▶ [Exercise A]:
In the passage on Sieb's statement, list each kind of person that Sieb said Coppell already has.
▶ [Exercise B]:
Reproduce the section of the passage on Sieb's statement starting at "Ps. Supp.App. at" and ending at "is race neutral.".

Ps. Supp.App. at 77 (internal quotation marks omitted). In other words, Sieb was saying that what Coppell has already are people with community pride, participators, instigators of new and innovative ideas, and individuals who increase the tax base and create business for local merchants. He expressed the hope that new residents would also possess the same traits. Because these characteristics do not change according to a person’s race, the statement is race neutral.

▶ [Exercise data]:

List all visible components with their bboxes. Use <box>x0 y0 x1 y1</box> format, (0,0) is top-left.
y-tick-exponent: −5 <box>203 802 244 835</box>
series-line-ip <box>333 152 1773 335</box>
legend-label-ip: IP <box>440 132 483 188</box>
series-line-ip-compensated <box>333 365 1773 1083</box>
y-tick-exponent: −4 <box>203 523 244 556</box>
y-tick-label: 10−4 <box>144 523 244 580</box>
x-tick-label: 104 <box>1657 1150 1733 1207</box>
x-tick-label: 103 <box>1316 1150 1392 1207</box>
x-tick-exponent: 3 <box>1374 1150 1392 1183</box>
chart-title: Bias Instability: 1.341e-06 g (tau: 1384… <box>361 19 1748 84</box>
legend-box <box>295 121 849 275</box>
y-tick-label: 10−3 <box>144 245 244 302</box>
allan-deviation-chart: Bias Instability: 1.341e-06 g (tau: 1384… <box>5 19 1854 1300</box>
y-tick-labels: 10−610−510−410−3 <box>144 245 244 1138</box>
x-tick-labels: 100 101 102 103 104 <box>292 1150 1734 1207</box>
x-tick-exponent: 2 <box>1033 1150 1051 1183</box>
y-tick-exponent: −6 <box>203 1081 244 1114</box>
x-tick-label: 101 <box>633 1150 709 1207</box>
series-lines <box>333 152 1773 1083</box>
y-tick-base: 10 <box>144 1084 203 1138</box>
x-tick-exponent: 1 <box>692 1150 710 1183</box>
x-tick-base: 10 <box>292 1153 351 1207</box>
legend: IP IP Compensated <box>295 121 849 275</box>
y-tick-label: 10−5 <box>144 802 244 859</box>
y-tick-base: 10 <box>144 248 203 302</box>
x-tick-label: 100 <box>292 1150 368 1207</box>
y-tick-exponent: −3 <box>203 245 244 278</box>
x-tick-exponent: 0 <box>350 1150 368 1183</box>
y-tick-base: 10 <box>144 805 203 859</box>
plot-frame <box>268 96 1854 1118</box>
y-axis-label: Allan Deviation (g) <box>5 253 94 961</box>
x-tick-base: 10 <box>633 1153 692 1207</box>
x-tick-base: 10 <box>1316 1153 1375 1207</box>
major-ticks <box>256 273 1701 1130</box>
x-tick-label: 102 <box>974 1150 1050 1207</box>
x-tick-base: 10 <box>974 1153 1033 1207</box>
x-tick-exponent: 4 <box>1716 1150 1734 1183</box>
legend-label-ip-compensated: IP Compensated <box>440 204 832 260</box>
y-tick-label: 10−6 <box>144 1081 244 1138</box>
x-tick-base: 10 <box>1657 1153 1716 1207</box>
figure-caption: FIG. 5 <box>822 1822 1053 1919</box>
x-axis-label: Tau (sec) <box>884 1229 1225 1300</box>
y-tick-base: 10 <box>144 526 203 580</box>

▶ [Task solution A]:
- People with community pride
- Participators
- Instigators of new and innovative ideas
- Individuals who increase the tax base and create business for local merchants

▶ [Task solution B]:
Ps. Supp.App. at 77 (internal quotation marks omitted). In other words, Sieb was saying that what Coppell has already are people with community pride, participators, instigators of new and innovative ideas, and individuals who increase the tax base and create business for local merchants. He expressed the hope that new residents would also possess the same traits. Because these characteristics do not change according to a person’s race, the statement is race neutral.